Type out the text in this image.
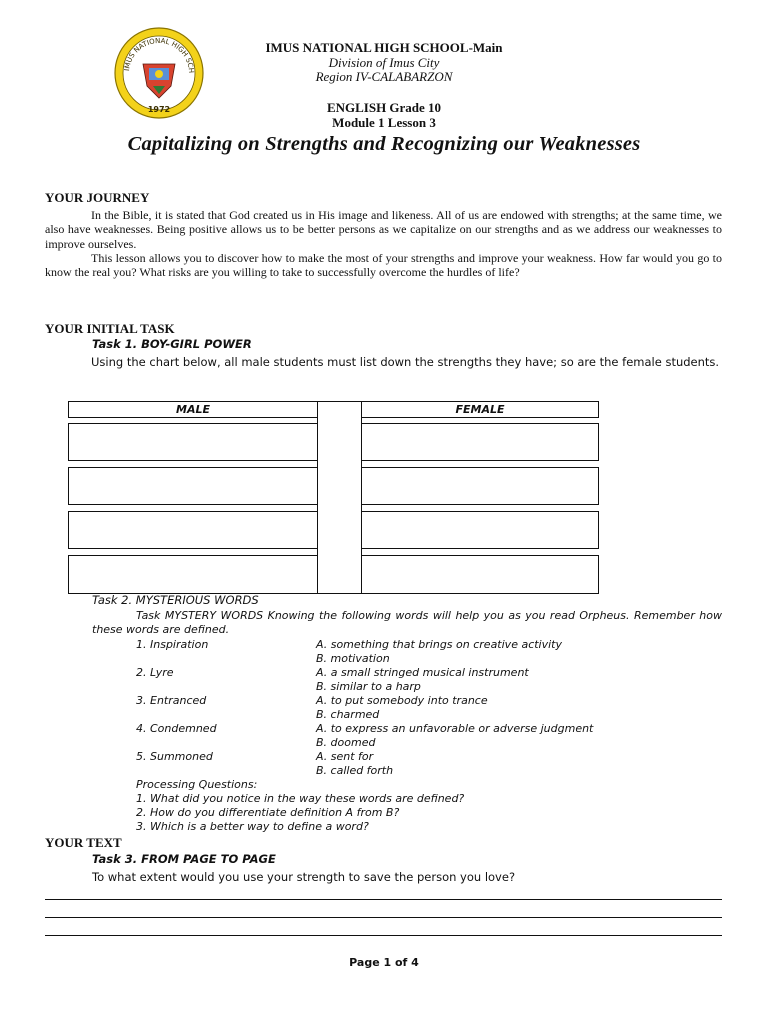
IMUS NATIONAL HIGH SCH
1972
IMUS NATIONAL HIGH SCHOOL-Main
Division of Imus City
Region IV-CALABARZON
ENGLISH Grade 10
Module 1 Lesson 3
Capitalizing on Strengths and Recognizing our Weaknesses
YOUR JOURNEY
In the Bible, it is stated that God created us in His image and likeness. All of us are endowed with strengths; at the same time, we also have weaknesses. Being positive allows us to be better persons as we capitalize on our strengths and as we address our weaknesses to improve ourselves.
This lesson allows you to discover how to make the most of your strengths and improve your weakness. How far would you go to know the real you? What risks are you willing to take to successfully overcome the hurdles of life?
YOUR INITIAL TASK
Task 1. BOY-GIRL POWER
Using the chart below, all male students must list down the strengths they have; so are the female students.
MALE	FEMALE
Task 2. MYSTERIOUS WORDS
Task MYSTERY WORDS Knowing the following words will help you as you read Orpheus. Remember how these words are defined.
1. Inspiration	A. something that brings on creative activity
B. motivation
2. Lyre	A. a small stringed musical instrument
B. similar to a harp
3. Entranced	A. to put somebody into trance
B. charmed
4. Condemned	A. to express an unfavorable or adverse judgment
B. doomed
5. Summoned	A. sent for
B. called forth
Processing Questions:
1. What did you notice in the way these words are defined?
2. How do you differentiate definition A from B?
3. Which is a better way to define a word?
YOUR TEXT
Task 3. FROM PAGE TO PAGE
To what extent would you use your strength to save the person you love?
Page 1 of 4
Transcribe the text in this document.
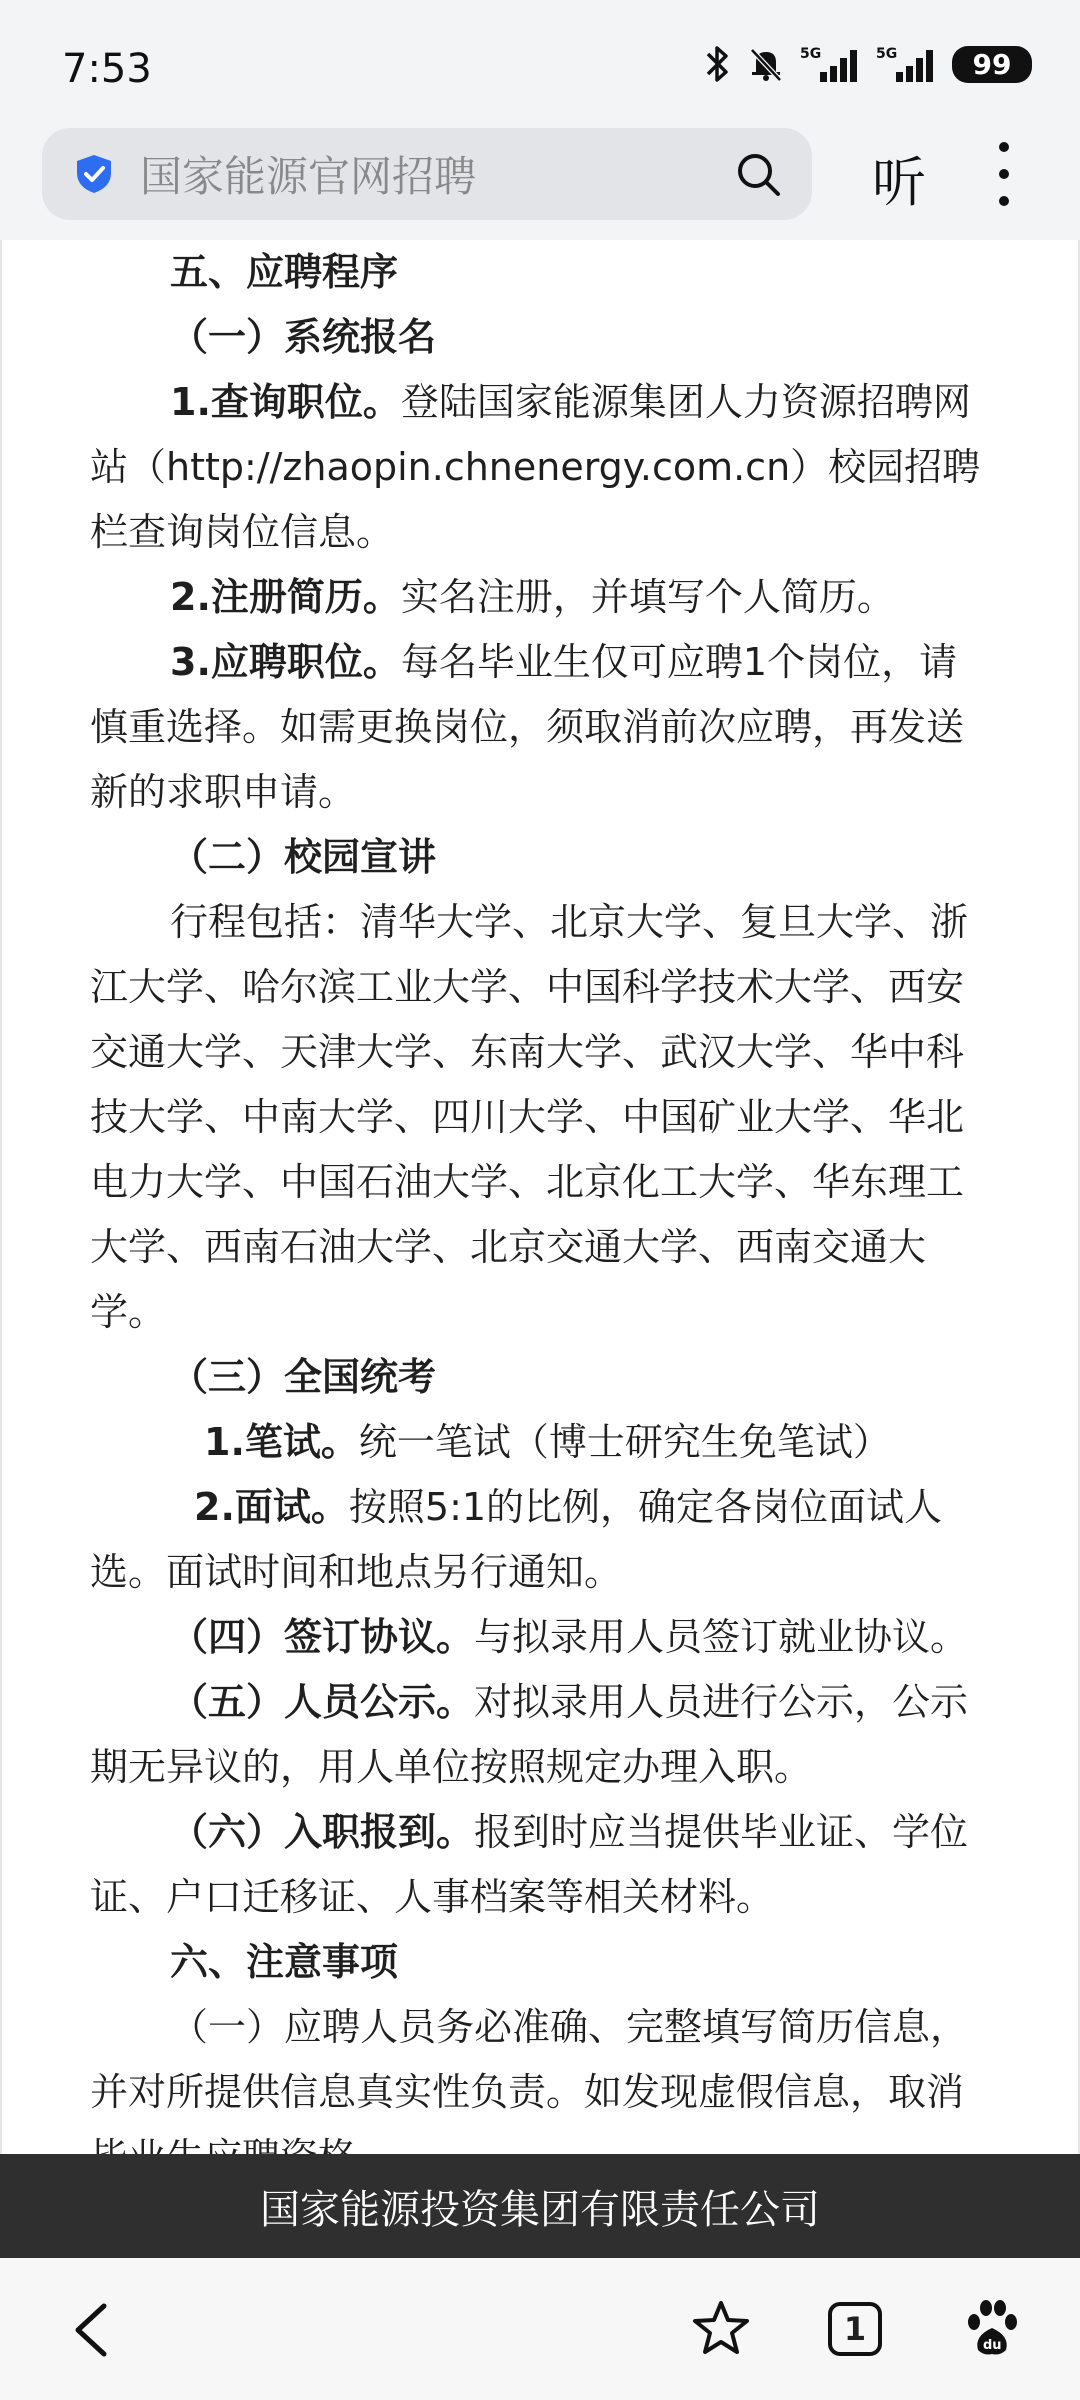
7:53	5G	5G	99
国家能源官网招聘	听

五、应聘程序

（一）系统报名

1.查询职位。登陆国家能源集团人力资源招聘网站（http://zhaopin.chnenergy.com.cn）校园招聘栏查询岗位信息。

2.注册简历。实名注册，并填写个人简历。

3.应聘职位。每名毕业生仅可应聘1个岗位，请慎重选择。如需更换岗位，须取消前次应聘，再发送新的求职申请。

（二）校园宣讲

行程包括：清华大学、北京大学、复旦大学、浙江大学、哈尔滨工业大学、中国科学技术大学、西安交通大学、天津大学、东南大学、武汉大学、华中科技大学、中南大学、四川大学、中国矿业大学、华北电力大学、中国石油大学、北京化工大学、华东理工大学、西南石油大学、北京交通大学、西南交通大学。

（三）全国统考

1.笔试。统一笔试（博士研究生免笔试）

2.面试。按照5:1的比例，确定各岗位面试人选。面试时间和地点另行通知。

（四）签订协议。与拟录用人员签订就业协议。

（五）人员公示。对拟录用人员进行公示，公示期无异议的，用人单位按照规定办理入职。

（六）入职报到。报到时应当提供毕业证、学位证、户口迁移证、人事档案等相关材料。

六、注意事项

（一）应聘人员务必准确、完整填写简历信息，并对所提供信息真实性负责。如发现虚假信息，取消

国家能源投资集团有限责任公司
1	du
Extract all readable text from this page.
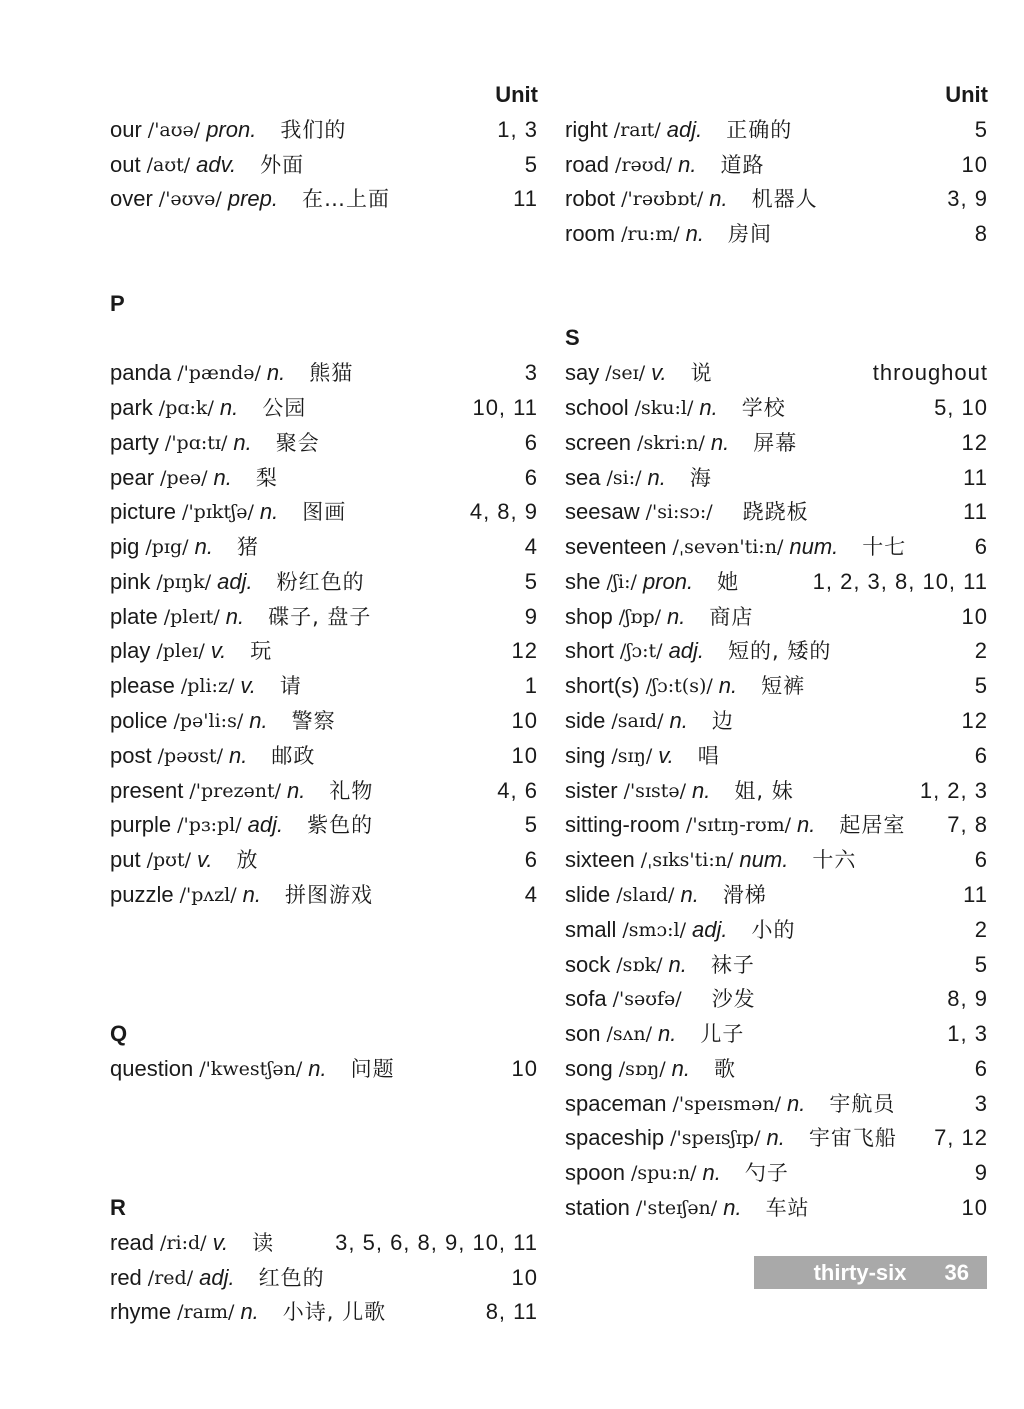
Unit
our /'aʊə/ pron. 我们的	1, 3
out /aʊt/ adv. 外面	5
over /'əʊvə/ prep. 在…上面	11
P
panda /'pændə/ n. 熊猫	3
park /pɑ:k/ n. 公园	10, 11
party /'pɑ:tɪ/ n. 聚会	6
pear /peə/ n. 梨	6
picture /'pɪktʃə/ n. 图画	4, 8, 9
pig /pɪg/ n. 猪	4
pink /pɪŋk/ adj. 粉红色的	5
plate /pleɪt/ n. 碟子, 盘子	9
play /pleɪ/ v. 玩	12
please /pli:z/ v. 请	1
police /pə'li:s/ n. 警察	10
post /pəʊst/ n. 邮政	10
present /'prezənt/ n. 礼物	4, 6
purple /'pɜ:pl/ adj. 紫色的	5
put /pʊt/ v. 放	6
puzzle /'pʌzl/ n. 拼图游戏	4
Q
question /'kwestʃən/ n. 问题	10
R
read /ri:d/ v. 读	3, 5, 6, 8, 9, 10, 11
red /red/ adj. 红色的	10
rhyme /raɪm/ n. 小诗, 儿歌	8, 11
Unit
right /raɪt/ adj. 正确的	5
road /rəʊd/ n. 道路	10
robot /'rəʊbɒt/ n. 机器人	3, 9
room /ru:m/ n. 房间	8
S
say /seɪ/ v. 说	throughout
school /sku:l/ n. 学校	5, 10
screen /skri:n/ n. 屏幕	12
sea /si:/ n. 海	11
seesaw /'si:sɔ:/ 跷跷板	11
seventeen /ˌsevən'ti:n/ num. 十七	6
she /ʃi:/ pron. 她	1, 2, 3, 8, 10, 11
shop /ʃɒp/ n. 商店	10
short /ʃɔ:t/ adj. 短的, 矮的	2
short(s) /ʃɔ:t(s)/ n. 短裤	5
side /saɪd/ n. 边	12
sing /sɪŋ/ v. 唱	6
sister /'sɪstə/ n. 姐, 妹	1, 2, 3
sitting-room /'sɪtɪŋ-rʊm/ n. 起居室	7, 8
sixteen /ˌsɪks'ti:n/ num. 十六	6
slide /slaɪd/ n. 滑梯	11
small /smɔ:l/ adj. 小的	2
sock /sɒk/ n. 袜子	5
sofa /'səʊfə/ 沙发	8, 9
son /sʌn/ n. 儿子	1, 3
song /sɒŋ/ n. 歌	6
spaceman /'speɪsmən/ n. 宇航员	3
spaceship /'speɪsʃɪp/ n. 宇宙飞船	7, 12
spoon /spu:n/ n. 勺子	9
station /'steɪʃən/ n. 车站	10
thirty-six 36
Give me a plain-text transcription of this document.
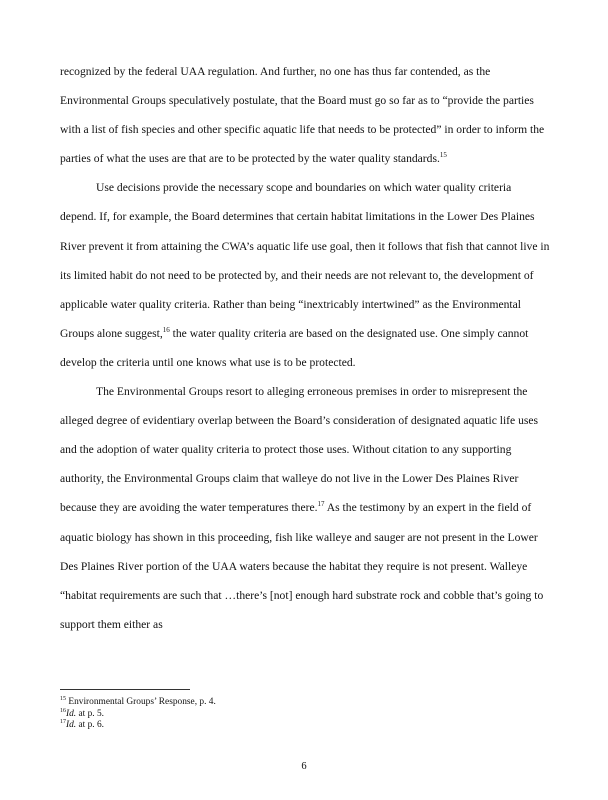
recognized by the federal UAA regulation. And further, no one has thus far contended, as the Environmental Groups speculatively postulate, that the Board must go so far as to “provide the parties with a list of fish species and other specific aquatic life that needs to be protected” in order to inform the parties of what the uses are that are to be protected by the water quality standards.$^{15}$

Use decisions provide the necessary scope and boundaries on which water quality criteria depend. If, for example, the Board determines that certain habitat limitations in the Lower Des Plaines River prevent it from attaining the CWA’s aquatic life use goal, then it follows that fish that cannot live in its limited habit do not need to be protected by, and their needs are not relevant to, the development of applicable water quality criteria. Rather than being “inextricably intertwined” as the Environmental Groups alone suggest,$^{16}$ the water quality criteria are based on the designated use. One simply cannot develop the criteria until one knows what use is to be protected.

The Environmental Groups resort to alleging erroneous premises in order to misrepresent the alleged degree of evidentiary overlap between the Board’s consideration of designated aquatic life uses and the adoption of water quality criteria to protect those uses. Without citation to any supporting authority, the Environmental Groups claim that walleye do not live in the Lower Des Plaines River because they are avoiding the water temperatures there.$^{17}$ As the testimony by an expert in the field of aquatic biology has shown in this proceeding, fish like walleye and sauger are not present in the Lower Des Plaines River portion of the UAA waters because the habitat they require is not present. Walleye “habitat requirements are such that …there’s [not] enough hard substrate rock and cobble that’s going to support them either as

$^{15}$ Environmental Groups’ Response, p. 4.

$^{16}$Id. at p. 5.

$^{17}$Id. at p. 6.

6
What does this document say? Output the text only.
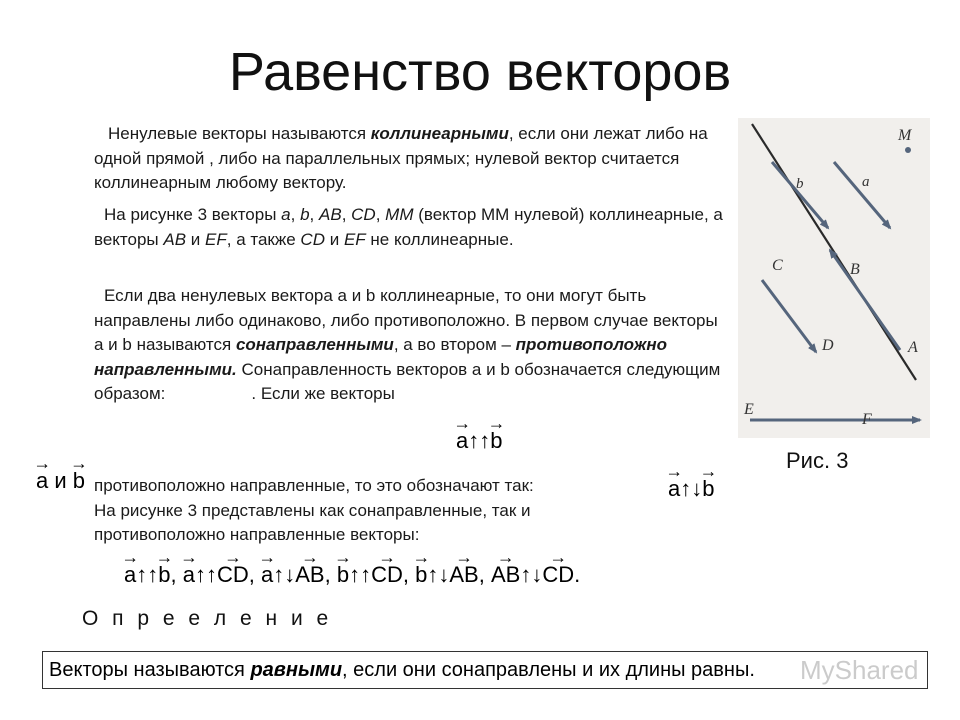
Равенство векторов
Ненулевые векторы называются коллинеарными, если они лежат либо на одной прямой , либо на параллельных прямых; нулевой вектор считается коллинеарным любому вектору.
На рисунке 3 векторы a, b, AB, CD, MM (вектор MM нулевой) коллинеарные, а векторы AB и EF, а также CD и EF не коллинеарные.
Если два ненулевых вектора a и b коллинеарные, то они могут быть направлены либо одинаково, либо противоположно. В первом случае векторы a и b называются сонаправленными, а во втором – противоположно направленными. Сонаправленность векторов a и b обозначается следующим образом:	. Если же векторы
→ a↑↑→ b
→ a и → b противоположно направленные, то это обозначают так:
На рисунке 3 представлены как сонаправленные, так и противоположно направленные векторы:
→ a↑↓→ b
→ a↑↑→ b, → a↑↑→ CD, → a↑↓→ AB, → b↑↑→ CD, → b↑↓→ AB, → AB↑↓→ CD.
M
a
b
B
C
D	A
E
F
Рис. 3
О п р е е л е н и е
Векторы называются равными, если они сонаправлены и их длины равны.	MyShared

▬▬▬▬▬▬▬▬▬▬

- Description of the task:
Read through the data and copy every line where "нулевой" shows up.

- Response for this exercise:
Ненулевые векторы называются коллинеарными, если они лежат либо на одной прямой , либо на параллельных прямых; нулевой вектор считается коллинеарным любому вектору.
На рисунке 3 векторы a, b, AB, CD, MM (вектор MM нулевой) коллинеарные, а векторы AB и EF, а также CD и EF не коллинеарные.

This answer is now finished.